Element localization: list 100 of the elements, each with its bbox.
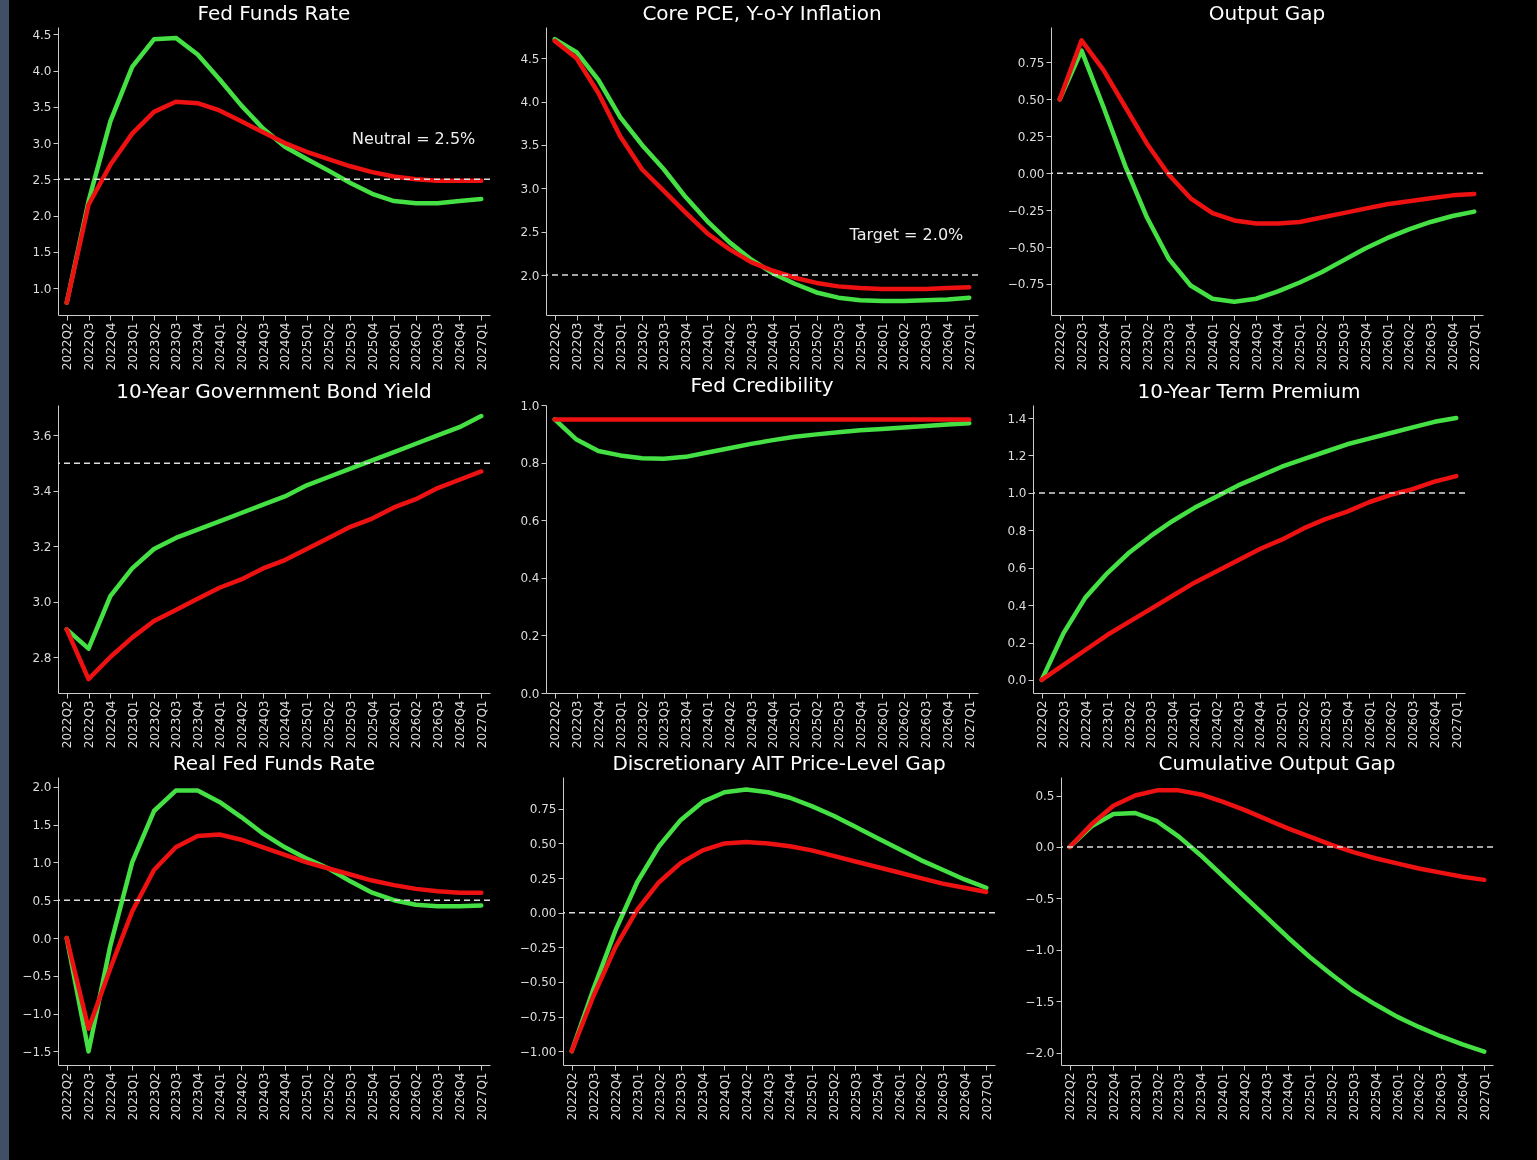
x-tick-label: 2025Q3 bbox=[343, 1072, 358, 1121]
chart-title: 10-Year Government Bond Yield bbox=[116, 379, 432, 403]
y-tick-label: 1.4 bbox=[1007, 411, 1027, 426]
y-tick-label: 0.0 bbox=[1035, 840, 1055, 855]
x-tick-label: 2022Q3 bbox=[1075, 322, 1090, 371]
x-tick-label: 2026Q1 bbox=[387, 322, 402, 371]
x-tick-label: 2026Q1 bbox=[875, 322, 890, 371]
x-tick-label: 2022Q2 bbox=[1053, 322, 1068, 371]
x-tick-label: 2023Q2 bbox=[147, 1072, 162, 1121]
x-tick-label: 2023Q1 bbox=[1128, 1072, 1143, 1121]
x-tick-label: 2025Q4 bbox=[365, 1072, 380, 1121]
y-tick-label: 0.0 bbox=[520, 686, 540, 701]
y-tick-label: 0.2 bbox=[520, 628, 540, 643]
x-tick-label: 2022Q2 bbox=[548, 322, 563, 371]
x-tick-label: 2022Q4 bbox=[591, 700, 606, 749]
x-tick-label: 2026Q2 bbox=[897, 322, 912, 371]
x-tick-label: 2025Q2 bbox=[322, 322, 337, 371]
x-tick-label: 2027Q1 bbox=[474, 1072, 489, 1121]
x-tick-label: 2024Q3 bbox=[256, 322, 271, 371]
y-tick-label: 3.6 bbox=[32, 428, 52, 443]
x-tick-label: 2025Q3 bbox=[343, 322, 358, 371]
y-tick-label: 4.5 bbox=[32, 27, 52, 42]
x-tick-label: 2024Q3 bbox=[1231, 700, 1246, 749]
x-tick-label: 2025Q4 bbox=[1340, 700, 1355, 749]
x-tick-label: 2022Q3 bbox=[587, 1072, 602, 1121]
y-tick-label: 2.5 bbox=[520, 225, 540, 240]
x-tick-label: 2024Q4 bbox=[278, 1072, 293, 1121]
x-tick-label: 2024Q1 bbox=[212, 700, 227, 749]
x-tick-label: 2023Q2 bbox=[635, 700, 650, 749]
chart-title: Cumulative Output Gap bbox=[1158, 751, 1396, 775]
x-tick-label: 2025Q1 bbox=[1293, 322, 1308, 371]
x-tick-label: 2024Q1 bbox=[700, 322, 715, 371]
x-tick-label: 2024Q1 bbox=[1215, 1072, 1230, 1121]
x-tick-label: 2027Q1 bbox=[474, 700, 489, 749]
x-tick-label: 2025Q2 bbox=[1315, 322, 1330, 371]
chart-title: Output Gap bbox=[1208, 1, 1326, 25]
y-tick-label: −0.25 bbox=[1007, 203, 1045, 218]
x-tick-label: 2023Q1 bbox=[613, 700, 628, 749]
x-tick-label: 2026Q4 bbox=[957, 1072, 972, 1121]
y-tick-label: 0.75 bbox=[1017, 55, 1045, 70]
y-tick-label: 2.0 bbox=[32, 780, 52, 795]
x-tick-label: 2026Q3 bbox=[1406, 700, 1421, 749]
x-tick-label: 2023Q1 bbox=[630, 1072, 645, 1121]
x-tick-label: 2024Q4 bbox=[278, 700, 293, 749]
y-tick-label: 0.75 bbox=[529, 802, 557, 817]
x-tick-label: 2024Q1 bbox=[1205, 322, 1220, 371]
x-tick-label: 2025Q3 bbox=[343, 700, 358, 749]
x-tick-label: 2024Q2 bbox=[234, 1072, 249, 1121]
x-tick-label: 2022Q3 bbox=[570, 322, 585, 371]
y-tick-label: 3.0 bbox=[520, 181, 540, 196]
x-tick-label: 2023Q2 bbox=[147, 700, 162, 749]
x-tick-label: 2024Q2 bbox=[1209, 700, 1224, 749]
x-tick-label: 2026Q1 bbox=[892, 1072, 907, 1121]
x-tick-label: 2024Q2 bbox=[1227, 322, 1242, 371]
y-tick-label: 0.5 bbox=[32, 893, 52, 908]
y-tick-label: −0.25 bbox=[519, 940, 557, 955]
x-tick-label: 2023Q1 bbox=[1100, 700, 1115, 749]
chart-title: 10-Year Term Premium bbox=[1137, 379, 1361, 403]
x-tick-label: 2022Q4 bbox=[103, 322, 118, 371]
x-tick-label: 2022Q3 bbox=[82, 322, 97, 371]
y-tick-label: 1.2 bbox=[1007, 448, 1027, 463]
line-series bbox=[64, 469, 484, 682]
x-tick-label: 2025Q3 bbox=[1346, 1072, 1361, 1121]
x-tick-label: 2023Q2 bbox=[147, 322, 162, 371]
x-tick-label: 2023Q1 bbox=[613, 322, 628, 371]
x-tick-label: 2023Q4 bbox=[679, 322, 694, 371]
x-tick-label: 2022Q2 bbox=[60, 700, 75, 749]
x-tick-label: 2023Q3 bbox=[169, 1072, 184, 1121]
x-tick-label: 2024Q3 bbox=[761, 1072, 776, 1121]
x-tick-label: 2023Q1 bbox=[125, 322, 140, 371]
y-tick-label: 1.0 bbox=[1007, 486, 1027, 501]
y-tick-label: −0.75 bbox=[1007, 277, 1045, 292]
x-tick-label: 2023Q1 bbox=[1118, 322, 1133, 371]
x-tick-label: 2025Q2 bbox=[1325, 1072, 1340, 1121]
y-tick-label: 2.0 bbox=[520, 268, 540, 283]
x-tick-label: 2027Q1 bbox=[474, 322, 489, 371]
y-tick-label: 0.25 bbox=[1017, 129, 1045, 144]
x-tick-label: 2025Q1 bbox=[1303, 1072, 1318, 1121]
x-tick-label: 2026Q3 bbox=[431, 700, 446, 749]
y-tick-label: 3.2 bbox=[32, 539, 52, 554]
x-tick-label: 2022Q2 bbox=[60, 322, 75, 371]
chart-title: Core PCE, Y-o-Y Inflation bbox=[642, 1, 882, 25]
x-tick-label: 2025Q2 bbox=[322, 1072, 337, 1121]
x-tick-label: 2023Q4 bbox=[679, 700, 694, 749]
x-tick-label: 2024Q2 bbox=[234, 700, 249, 749]
x-tick-label: 2026Q2 bbox=[1412, 1072, 1427, 1121]
x-tick-label: 2025Q2 bbox=[810, 322, 825, 371]
chart-title: Discretionary AIT Price-Level Gap bbox=[612, 751, 946, 775]
y-tick-label: 3.0 bbox=[32, 136, 52, 151]
y-tick-label: 0.2 bbox=[1007, 636, 1027, 651]
y-tick-label: −0.50 bbox=[1007, 240, 1045, 255]
y-tick-label: 0.8 bbox=[520, 456, 540, 471]
x-tick-label: 2023Q4 bbox=[1194, 1072, 1209, 1121]
x-tick-label: 2022Q3 bbox=[1085, 1072, 1100, 1121]
y-tick-label: 0.4 bbox=[1007, 598, 1027, 613]
x-tick-label: 2027Q1 bbox=[962, 322, 977, 371]
x-tick-label: 2023Q3 bbox=[1162, 322, 1177, 371]
y-tick-label: 0.8 bbox=[1007, 523, 1027, 538]
y-tick-label: −1.0 bbox=[1025, 943, 1055, 958]
x-tick-label: 2022Q3 bbox=[82, 700, 97, 749]
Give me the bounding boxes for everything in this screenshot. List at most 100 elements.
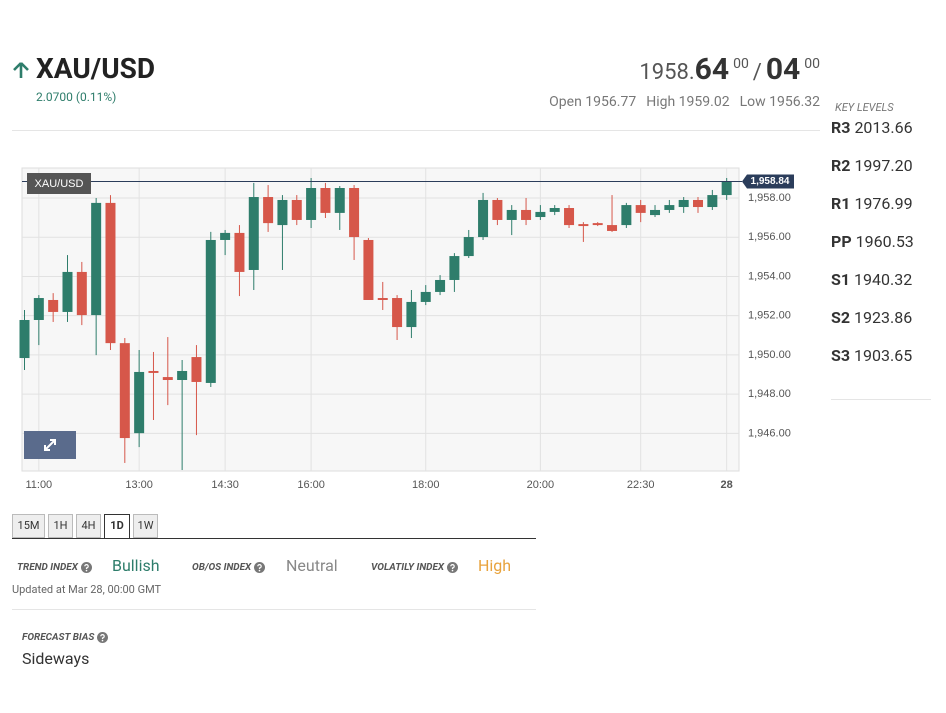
candle-body [721, 181, 732, 196]
timeframe-button[interactable]: 1D [104, 514, 130, 539]
help-icon-dot [451, 569, 454, 572]
candle-body [664, 205, 675, 210]
key-level: R3 2013.66 [831, 118, 913, 137]
y-tick-label: 1,956.00 [748, 231, 791, 243]
help-icon-mark [257, 564, 262, 569]
key-level-name: R2 [831, 156, 851, 175]
candle-body [435, 279, 446, 292]
key-level-name: R3 [831, 118, 851, 137]
key-level: S3 1903.65 [831, 346, 912, 365]
bid-small: 00 [733, 56, 749, 72]
ask-small: 00 [804, 56, 820, 72]
key-level-name: S2 [831, 308, 851, 327]
index-label-text: TREND INDEX [17, 562, 78, 574]
stat-label: High [646, 94, 676, 110]
change: 2.0700 (0.11%) [36, 90, 117, 104]
candle-body [91, 202, 102, 316]
index-label-text: VOLATILY INDEX [371, 562, 445, 574]
expand-button[interactable] [24, 431, 76, 459]
forecast-label-text: FORECAST BIAS [22, 632, 95, 644]
index-value: High [478, 556, 512, 575]
candle-body [277, 199, 288, 226]
y-tick-label: 1,948.00 [748, 388, 791, 400]
timeframe-button[interactable]: 1H [48, 514, 73, 538]
candle-body [76, 271, 87, 316]
x-tick-label: 11:00 [25, 479, 52, 491]
candle-body [678, 199, 689, 208]
candle-body [463, 237, 474, 257]
candle-body [592, 223, 603, 226]
key-level: S2 1923.86 [831, 308, 912, 327]
divider [12, 609, 536, 610]
key-level: S1 1940.32 [831, 270, 912, 289]
x-tick-label: 16:00 [297, 479, 325, 491]
key-level: PP 1960.53 [831, 232, 914, 251]
x-tick-label: 18:00 [412, 479, 440, 491]
index-label: OB/OS INDEX [192, 562, 266, 574]
index-value: Bullish [112, 556, 160, 575]
stat-value: 1956.77 [585, 94, 637, 110]
index-label-text: OB/OS INDEX [192, 562, 252, 574]
candle-body [220, 232, 231, 240]
ask-big: 04 [765, 52, 801, 87]
stat-value: 1959.02 [678, 94, 730, 110]
key-level: R1 1976.99 [831, 194, 913, 213]
key-levels-title: KEY LEVELS [835, 101, 894, 114]
candle-body [564, 208, 575, 226]
expand-icon [44, 439, 56, 451]
symbol-tag-label: XAU/USD [35, 178, 84, 190]
candle-body [406, 301, 417, 328]
help-icon-dot [85, 569, 88, 572]
x-tick-label: 28 [721, 479, 733, 491]
key-level-value: 1923.86 [854, 308, 913, 327]
candle-body [478, 199, 489, 238]
candle-body [134, 371, 145, 434]
candle-body [535, 211, 546, 218]
y-tick-label: 1,950.00 [748, 349, 791, 361]
candle-body [349, 188, 360, 238]
key-level-value: 1903.65 [854, 346, 913, 365]
stat-label: Low [739, 94, 766, 110]
help-icon-mark [84, 564, 89, 569]
y-tick-label: 1,946.00 [748, 427, 791, 439]
help-icon-dot [258, 569, 261, 572]
candle-body [177, 370, 188, 381]
timeframe-button[interactable]: 15M [12, 514, 45, 538]
candle-body [33, 298, 44, 320]
candle-body [578, 224, 589, 227]
candle-body [248, 197, 259, 270]
price-separator: / [752, 60, 762, 85]
candle-body [635, 205, 646, 213]
last-price-label: 1,958.84 [751, 176, 790, 187]
x-tick-label: 20:00 [527, 479, 555, 491]
help-icon [80, 562, 92, 573]
candle-body [693, 199, 704, 208]
y-tick-label: 1,958.00 [748, 192, 791, 204]
candle-body [263, 197, 274, 224]
candle-body [62, 271, 73, 312]
key-level: R2 1997.20 [831, 156, 913, 175]
x-tick-label: 22:30 [627, 479, 655, 491]
key-level-value: 1940.32 [854, 270, 913, 289]
candle-body [650, 209, 661, 216]
symbol: XAU/USD [36, 52, 156, 85]
index-label: VOLATILY INDEX [371, 562, 459, 574]
candle-body [105, 202, 116, 344]
candle-body [19, 319, 30, 359]
candle-body [162, 377, 173, 381]
divider [831, 399, 931, 400]
stat-label: Open [549, 94, 582, 110]
x-tick-label: 13:00 [125, 479, 153, 491]
timeframe-button[interactable]: 1W [133, 514, 158, 538]
timeframe-button[interactable]: 4H [76, 514, 101, 538]
candle-body [492, 199, 503, 220]
candle-body [420, 291, 431, 302]
candle-body [521, 209, 532, 220]
index-value: Neutral [286, 556, 338, 575]
candle-body [392, 298, 403, 328]
candle-body [363, 239, 374, 300]
y-tick-label: 1,954.00 [748, 270, 791, 282]
candle-body [506, 209, 517, 220]
up-arrow-icon [13, 62, 29, 78]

§ §

### TASK TO CARRY OUT
Locate every line in the records above that contains the string "help" and copy each of those lines.

### SOLUTION
help-icon-dot [451, 569, 454, 572]
help-icon-mark [257, 564, 262, 569]
help-icon-dot [85, 569, 88, 572]
help-icon-mark [84, 564, 89, 569]
help-icon-dot [258, 569, 261, 572]
help-icon [80, 562, 92, 573]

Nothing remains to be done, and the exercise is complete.